▶ [PROVIDED TEXT]
------------------------------------------------------------
More on interest rates and tax cuts

Cub Troppo readers have presumably been following my discussion with Brendan Halfweeg on the comments thread of Nicholas’s post on interest rates and tax cuts, with the eager fascination normally reserved for a match-point rally in a Wimbledon final. The ball is currently in Brendan’s court, but in the meantime Nicholas has brought to my attention an opinion piece by Sinclair Davidson and Alex Robson, which sounds similar in flavour to what Brendan was arguing. Whether Brendan read some earlier piece by the same authors, or whether the arguments have been doing the rounds in ‘Austrian’ circles that both Brendan and Davidson-Robson are wired into, I’m not sure. But if this is the complete argument, then there is no need for Brendan to continue, because I’m now satisfied that it’s the most perfect nonsense, and my curiosity is fully exhausted. A line-by-line examination is the best way to show what’s wrong with it.

The question is whether the tax cuts promised by the Coalltion and Labor will aggravate inflation. Davidson and Robson note that the received view is they will. They cite Saul Eslake and Peter Hartcher as representative of those who think the proposals are irresponsible… and then they’re off:

Neither is arguing that tax cuts per se cause inflation; they’re suggesting that economic growth and full employment cause inflation.

Actually, they’re not saying either of those two things. They’re saying inflation is triggered when aggregate demand grows too fast for productive capacity to keep up and systematic labour shortages arise.

True, as the economy approaches capacity prices will rise.

Indeed it’s almost true by definition. ‘Full capacity’ is not easy to define or measure, but a common operational definition is that it’s a level of output at which, if demand exceeds this level, prices must rise.

This simply reflects that resources, including labour, are now more valuable and are being employed in their most productive use.

Here is where the argument starts to take on its distinctive, and weird, flavour. What on earth does this mean? It’s quite simply a logical impossibility for all resources to increase in value as a result of higher domestic spending. The joint value of resources is determined by their productivity in terms of domestic products and by the country’s international terms of trade. Neither of these changes when taxes are cut. If the price of labour increases the return on capital goes down.
------------------------------------------------------------
Records from a data collection:

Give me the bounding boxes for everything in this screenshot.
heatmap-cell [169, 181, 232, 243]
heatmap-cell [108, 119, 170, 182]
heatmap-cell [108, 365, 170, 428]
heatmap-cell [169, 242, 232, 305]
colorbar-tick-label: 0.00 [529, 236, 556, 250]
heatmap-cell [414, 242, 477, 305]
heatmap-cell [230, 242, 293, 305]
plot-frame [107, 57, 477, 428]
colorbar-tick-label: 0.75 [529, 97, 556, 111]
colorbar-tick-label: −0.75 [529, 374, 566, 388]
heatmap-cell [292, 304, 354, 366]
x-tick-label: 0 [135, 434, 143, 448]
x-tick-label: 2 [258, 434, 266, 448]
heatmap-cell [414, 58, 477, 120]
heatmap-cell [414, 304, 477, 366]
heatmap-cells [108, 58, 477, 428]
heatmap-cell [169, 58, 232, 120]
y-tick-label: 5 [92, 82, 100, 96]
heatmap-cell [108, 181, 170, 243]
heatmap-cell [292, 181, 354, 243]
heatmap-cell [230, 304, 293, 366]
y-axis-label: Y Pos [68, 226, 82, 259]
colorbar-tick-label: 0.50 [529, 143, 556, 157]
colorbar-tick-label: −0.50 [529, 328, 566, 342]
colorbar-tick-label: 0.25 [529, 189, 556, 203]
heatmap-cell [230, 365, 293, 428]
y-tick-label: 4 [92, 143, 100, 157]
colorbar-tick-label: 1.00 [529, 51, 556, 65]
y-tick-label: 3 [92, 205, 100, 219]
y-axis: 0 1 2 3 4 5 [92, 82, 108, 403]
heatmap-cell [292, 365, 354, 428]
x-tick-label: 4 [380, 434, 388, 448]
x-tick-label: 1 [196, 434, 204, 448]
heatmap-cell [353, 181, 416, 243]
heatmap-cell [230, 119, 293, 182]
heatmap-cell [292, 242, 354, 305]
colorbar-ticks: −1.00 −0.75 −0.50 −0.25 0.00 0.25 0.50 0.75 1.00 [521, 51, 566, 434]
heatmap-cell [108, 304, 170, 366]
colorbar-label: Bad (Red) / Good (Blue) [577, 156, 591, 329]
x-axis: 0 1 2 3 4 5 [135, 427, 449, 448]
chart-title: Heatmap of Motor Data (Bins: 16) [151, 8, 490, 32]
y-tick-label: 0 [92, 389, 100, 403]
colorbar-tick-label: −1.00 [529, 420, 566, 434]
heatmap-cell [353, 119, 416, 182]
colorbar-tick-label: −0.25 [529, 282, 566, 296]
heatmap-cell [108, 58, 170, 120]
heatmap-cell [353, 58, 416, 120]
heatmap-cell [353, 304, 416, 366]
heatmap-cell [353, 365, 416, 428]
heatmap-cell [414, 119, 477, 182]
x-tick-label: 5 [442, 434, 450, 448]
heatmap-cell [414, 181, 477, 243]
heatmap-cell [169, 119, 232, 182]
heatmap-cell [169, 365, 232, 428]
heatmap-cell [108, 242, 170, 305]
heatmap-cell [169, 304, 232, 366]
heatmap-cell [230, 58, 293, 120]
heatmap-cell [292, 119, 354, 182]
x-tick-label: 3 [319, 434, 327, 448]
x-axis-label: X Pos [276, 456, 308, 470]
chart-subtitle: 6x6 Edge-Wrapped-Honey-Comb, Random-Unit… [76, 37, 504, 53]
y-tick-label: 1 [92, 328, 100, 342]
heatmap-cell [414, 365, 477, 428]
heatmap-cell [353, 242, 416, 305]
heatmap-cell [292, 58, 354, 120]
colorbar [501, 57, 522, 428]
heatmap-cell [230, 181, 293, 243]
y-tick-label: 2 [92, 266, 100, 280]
------------------------------------------------------------
▶ [WHAT TO WORK ON]
Write out the stretch of the post on interest rates and tax cuts from "Actually, they’re not" through "prices will rise." word for word.

▶ [OUTPUT OF THE EXERCISE]
Actually, they’re not saying either of those two things. They’re saying inflation is triggered when aggregate demand grows too fast for productive capacity to keep up and systematic labour shortages arise.

True, as the economy approaches capacity prices will rise.